-- Start Supplied material --

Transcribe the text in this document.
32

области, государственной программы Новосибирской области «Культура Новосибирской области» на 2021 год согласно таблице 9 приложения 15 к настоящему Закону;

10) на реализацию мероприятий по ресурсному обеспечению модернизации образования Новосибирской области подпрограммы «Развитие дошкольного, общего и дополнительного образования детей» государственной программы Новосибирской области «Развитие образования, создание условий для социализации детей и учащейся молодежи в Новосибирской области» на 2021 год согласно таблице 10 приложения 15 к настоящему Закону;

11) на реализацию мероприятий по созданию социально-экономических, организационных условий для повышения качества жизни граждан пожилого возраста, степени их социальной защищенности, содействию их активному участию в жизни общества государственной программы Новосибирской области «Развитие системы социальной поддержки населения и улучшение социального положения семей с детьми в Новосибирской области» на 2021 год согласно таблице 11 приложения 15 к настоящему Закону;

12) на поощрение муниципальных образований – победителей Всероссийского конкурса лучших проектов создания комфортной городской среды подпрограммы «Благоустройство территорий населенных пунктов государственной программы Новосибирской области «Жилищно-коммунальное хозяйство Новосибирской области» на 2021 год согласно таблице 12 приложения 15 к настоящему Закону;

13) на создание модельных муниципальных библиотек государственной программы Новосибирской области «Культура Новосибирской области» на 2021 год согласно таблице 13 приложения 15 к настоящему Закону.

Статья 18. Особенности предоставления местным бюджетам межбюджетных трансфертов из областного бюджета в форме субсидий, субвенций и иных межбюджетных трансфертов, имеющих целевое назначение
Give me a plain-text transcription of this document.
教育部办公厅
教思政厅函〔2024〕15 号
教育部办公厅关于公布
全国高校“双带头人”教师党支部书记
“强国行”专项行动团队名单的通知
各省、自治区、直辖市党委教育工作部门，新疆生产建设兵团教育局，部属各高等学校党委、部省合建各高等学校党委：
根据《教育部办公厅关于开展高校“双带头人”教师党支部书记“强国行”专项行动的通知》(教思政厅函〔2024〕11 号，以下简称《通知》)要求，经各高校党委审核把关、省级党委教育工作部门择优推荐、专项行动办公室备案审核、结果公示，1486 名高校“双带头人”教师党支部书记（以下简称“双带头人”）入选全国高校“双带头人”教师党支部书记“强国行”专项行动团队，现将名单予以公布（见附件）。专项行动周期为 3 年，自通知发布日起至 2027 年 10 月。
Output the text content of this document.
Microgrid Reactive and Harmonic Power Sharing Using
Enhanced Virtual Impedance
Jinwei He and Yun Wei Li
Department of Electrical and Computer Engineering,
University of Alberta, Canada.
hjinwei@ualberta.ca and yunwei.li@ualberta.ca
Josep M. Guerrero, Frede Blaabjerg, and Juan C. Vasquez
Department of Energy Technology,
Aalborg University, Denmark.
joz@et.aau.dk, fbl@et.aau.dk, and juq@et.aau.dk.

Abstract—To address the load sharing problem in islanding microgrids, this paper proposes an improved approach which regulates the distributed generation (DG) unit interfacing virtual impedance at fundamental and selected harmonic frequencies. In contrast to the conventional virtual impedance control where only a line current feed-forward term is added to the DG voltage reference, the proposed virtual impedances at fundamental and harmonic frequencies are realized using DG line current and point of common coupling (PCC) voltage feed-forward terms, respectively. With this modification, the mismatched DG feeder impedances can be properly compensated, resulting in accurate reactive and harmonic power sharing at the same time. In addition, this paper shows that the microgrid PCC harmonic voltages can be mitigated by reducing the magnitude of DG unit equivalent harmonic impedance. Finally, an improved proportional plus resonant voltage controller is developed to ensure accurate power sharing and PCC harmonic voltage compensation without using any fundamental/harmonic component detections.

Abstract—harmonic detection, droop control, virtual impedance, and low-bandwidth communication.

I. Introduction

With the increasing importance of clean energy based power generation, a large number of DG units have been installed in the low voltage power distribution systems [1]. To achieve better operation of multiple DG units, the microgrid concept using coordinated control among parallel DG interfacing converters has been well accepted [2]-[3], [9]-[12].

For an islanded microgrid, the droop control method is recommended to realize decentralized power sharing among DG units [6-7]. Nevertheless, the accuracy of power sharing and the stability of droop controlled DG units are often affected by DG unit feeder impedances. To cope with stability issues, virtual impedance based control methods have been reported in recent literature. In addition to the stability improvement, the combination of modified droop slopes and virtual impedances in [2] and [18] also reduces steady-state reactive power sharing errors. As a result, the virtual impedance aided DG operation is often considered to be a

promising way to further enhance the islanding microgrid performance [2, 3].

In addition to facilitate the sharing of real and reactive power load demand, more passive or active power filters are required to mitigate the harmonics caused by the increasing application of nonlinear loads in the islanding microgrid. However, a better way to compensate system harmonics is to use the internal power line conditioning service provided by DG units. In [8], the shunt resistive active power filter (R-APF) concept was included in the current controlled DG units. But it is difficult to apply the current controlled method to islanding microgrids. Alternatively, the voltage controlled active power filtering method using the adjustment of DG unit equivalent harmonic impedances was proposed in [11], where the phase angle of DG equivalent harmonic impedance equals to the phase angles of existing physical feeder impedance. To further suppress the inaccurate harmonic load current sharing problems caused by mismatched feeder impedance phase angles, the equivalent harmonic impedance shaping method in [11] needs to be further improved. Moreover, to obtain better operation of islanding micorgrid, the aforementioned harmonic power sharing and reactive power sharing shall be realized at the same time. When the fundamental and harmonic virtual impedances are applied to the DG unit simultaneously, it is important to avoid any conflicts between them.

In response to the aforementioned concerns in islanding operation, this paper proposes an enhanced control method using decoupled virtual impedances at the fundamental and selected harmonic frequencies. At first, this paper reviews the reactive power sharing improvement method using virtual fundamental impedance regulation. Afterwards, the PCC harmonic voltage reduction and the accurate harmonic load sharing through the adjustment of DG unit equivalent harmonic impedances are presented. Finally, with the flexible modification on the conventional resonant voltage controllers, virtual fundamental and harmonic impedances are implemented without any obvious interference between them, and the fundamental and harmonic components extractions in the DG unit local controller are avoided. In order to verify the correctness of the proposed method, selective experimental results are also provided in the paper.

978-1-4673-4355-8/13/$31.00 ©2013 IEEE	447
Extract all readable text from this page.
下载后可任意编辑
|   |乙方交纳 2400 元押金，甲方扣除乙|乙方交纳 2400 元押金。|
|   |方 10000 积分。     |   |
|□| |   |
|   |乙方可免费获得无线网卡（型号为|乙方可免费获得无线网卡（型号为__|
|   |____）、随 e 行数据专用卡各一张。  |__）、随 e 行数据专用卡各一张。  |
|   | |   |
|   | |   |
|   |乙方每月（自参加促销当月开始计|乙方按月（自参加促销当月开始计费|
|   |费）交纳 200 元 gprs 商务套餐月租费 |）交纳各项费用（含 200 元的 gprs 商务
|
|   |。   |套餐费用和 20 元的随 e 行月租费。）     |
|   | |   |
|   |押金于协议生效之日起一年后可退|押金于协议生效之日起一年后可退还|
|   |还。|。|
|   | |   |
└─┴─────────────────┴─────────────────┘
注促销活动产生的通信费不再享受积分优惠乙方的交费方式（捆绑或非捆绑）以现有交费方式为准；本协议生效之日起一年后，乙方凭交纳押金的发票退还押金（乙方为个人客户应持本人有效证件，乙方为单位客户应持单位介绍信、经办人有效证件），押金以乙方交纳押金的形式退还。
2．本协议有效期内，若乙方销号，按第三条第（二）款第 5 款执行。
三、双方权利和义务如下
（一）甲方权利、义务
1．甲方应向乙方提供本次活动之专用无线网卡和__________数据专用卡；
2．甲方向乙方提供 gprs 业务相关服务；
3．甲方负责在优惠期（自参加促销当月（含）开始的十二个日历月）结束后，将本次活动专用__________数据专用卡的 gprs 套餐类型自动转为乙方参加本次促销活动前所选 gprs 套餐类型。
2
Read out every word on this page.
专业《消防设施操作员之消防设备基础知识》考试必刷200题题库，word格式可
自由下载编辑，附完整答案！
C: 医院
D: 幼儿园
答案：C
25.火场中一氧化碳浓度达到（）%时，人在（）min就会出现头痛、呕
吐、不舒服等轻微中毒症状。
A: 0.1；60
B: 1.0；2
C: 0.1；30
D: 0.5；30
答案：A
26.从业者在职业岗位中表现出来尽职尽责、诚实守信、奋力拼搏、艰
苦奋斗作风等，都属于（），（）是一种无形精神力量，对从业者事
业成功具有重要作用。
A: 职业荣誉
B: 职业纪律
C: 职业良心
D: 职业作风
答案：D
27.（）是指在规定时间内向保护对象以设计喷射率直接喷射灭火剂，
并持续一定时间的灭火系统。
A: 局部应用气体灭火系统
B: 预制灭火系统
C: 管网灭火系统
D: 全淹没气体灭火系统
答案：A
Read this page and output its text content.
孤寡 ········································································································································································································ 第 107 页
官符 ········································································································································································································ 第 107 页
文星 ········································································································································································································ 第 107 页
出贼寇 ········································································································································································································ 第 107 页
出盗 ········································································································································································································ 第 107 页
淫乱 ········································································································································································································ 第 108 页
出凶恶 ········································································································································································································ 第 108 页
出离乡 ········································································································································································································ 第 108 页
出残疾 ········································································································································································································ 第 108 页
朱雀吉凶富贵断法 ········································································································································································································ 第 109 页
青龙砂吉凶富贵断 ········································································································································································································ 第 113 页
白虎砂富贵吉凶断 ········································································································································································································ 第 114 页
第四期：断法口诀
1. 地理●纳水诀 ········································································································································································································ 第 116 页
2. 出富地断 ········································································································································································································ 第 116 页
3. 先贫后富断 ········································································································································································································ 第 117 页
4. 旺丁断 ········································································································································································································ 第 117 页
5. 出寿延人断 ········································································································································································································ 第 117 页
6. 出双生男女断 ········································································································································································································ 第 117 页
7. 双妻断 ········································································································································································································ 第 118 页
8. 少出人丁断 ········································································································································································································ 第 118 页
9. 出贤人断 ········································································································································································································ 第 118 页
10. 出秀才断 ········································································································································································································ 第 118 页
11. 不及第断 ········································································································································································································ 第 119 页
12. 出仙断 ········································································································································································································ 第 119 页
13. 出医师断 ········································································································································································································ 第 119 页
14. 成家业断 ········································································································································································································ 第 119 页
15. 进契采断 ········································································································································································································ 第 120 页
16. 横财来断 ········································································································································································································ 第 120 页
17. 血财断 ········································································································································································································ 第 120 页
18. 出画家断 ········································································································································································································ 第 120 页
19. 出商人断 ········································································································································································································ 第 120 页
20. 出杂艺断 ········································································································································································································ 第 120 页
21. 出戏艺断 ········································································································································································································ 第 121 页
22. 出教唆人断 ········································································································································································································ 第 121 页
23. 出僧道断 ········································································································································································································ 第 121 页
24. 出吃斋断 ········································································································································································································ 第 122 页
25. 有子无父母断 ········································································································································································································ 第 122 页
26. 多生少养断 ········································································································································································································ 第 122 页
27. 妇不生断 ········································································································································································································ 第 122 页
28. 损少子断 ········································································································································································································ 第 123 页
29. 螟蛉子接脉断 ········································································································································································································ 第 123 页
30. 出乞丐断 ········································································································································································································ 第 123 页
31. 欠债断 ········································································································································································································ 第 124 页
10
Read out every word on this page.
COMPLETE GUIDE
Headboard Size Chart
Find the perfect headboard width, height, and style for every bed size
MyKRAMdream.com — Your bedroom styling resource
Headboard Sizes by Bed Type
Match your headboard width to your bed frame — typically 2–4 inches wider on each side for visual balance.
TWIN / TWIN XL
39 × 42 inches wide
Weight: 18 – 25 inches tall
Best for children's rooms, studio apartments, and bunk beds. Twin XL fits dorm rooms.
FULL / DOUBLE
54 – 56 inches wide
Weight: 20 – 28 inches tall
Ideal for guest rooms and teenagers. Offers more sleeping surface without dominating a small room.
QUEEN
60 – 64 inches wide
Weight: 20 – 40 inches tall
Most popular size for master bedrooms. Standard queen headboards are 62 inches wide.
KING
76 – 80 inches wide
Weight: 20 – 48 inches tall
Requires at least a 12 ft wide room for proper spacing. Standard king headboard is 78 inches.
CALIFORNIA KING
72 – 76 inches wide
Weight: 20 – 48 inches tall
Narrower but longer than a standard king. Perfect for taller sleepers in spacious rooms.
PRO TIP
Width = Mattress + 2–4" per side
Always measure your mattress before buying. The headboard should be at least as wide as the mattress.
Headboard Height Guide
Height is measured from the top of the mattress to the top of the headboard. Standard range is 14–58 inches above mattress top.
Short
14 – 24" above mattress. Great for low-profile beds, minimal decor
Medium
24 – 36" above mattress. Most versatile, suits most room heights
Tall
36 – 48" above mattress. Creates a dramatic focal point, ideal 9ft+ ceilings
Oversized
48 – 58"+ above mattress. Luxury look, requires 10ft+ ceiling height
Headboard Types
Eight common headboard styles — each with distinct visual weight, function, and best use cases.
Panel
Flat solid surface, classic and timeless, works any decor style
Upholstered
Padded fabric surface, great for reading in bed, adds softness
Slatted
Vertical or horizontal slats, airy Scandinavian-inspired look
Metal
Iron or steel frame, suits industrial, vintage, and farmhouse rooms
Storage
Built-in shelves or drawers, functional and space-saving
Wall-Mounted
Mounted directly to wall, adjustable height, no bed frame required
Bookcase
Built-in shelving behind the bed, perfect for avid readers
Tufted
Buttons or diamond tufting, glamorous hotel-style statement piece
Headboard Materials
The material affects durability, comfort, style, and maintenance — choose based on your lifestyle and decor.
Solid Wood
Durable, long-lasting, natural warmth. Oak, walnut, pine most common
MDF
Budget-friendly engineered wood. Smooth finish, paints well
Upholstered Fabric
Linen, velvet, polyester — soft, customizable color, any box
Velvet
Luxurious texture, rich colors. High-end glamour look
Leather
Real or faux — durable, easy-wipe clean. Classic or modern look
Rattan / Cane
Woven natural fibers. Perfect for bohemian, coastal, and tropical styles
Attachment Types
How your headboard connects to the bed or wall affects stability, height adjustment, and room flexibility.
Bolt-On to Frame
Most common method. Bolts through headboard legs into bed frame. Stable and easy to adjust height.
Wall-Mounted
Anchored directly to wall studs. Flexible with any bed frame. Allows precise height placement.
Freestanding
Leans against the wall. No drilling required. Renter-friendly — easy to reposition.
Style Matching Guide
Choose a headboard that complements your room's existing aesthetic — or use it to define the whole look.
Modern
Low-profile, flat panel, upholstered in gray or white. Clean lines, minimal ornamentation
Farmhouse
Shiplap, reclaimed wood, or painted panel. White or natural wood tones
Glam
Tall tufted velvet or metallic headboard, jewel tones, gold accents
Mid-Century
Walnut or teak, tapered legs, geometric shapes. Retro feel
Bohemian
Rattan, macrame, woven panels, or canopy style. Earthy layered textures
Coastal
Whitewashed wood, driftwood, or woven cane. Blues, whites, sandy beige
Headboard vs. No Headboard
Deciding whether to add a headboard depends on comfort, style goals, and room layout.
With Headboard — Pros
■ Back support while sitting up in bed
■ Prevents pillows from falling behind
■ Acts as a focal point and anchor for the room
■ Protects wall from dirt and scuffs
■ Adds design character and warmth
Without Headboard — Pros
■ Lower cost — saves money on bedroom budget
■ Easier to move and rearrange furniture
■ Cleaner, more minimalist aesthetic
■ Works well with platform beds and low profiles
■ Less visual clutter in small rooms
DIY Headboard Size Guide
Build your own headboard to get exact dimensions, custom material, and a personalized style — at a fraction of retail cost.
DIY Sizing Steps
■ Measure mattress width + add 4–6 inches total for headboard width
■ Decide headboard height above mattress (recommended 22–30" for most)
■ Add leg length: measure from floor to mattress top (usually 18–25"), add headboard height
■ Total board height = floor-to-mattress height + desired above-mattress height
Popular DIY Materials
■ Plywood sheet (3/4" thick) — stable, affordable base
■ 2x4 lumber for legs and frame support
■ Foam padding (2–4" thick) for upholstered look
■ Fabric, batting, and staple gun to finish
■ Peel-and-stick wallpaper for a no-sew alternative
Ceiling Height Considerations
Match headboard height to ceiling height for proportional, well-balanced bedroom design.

-- End Supplied material --

> Task details: Show each line holding the word "Built".

> The completed task:
Built-in shelves or drawers, functional and space-saving
Built-in shelving behind the bed, perfect for avid readers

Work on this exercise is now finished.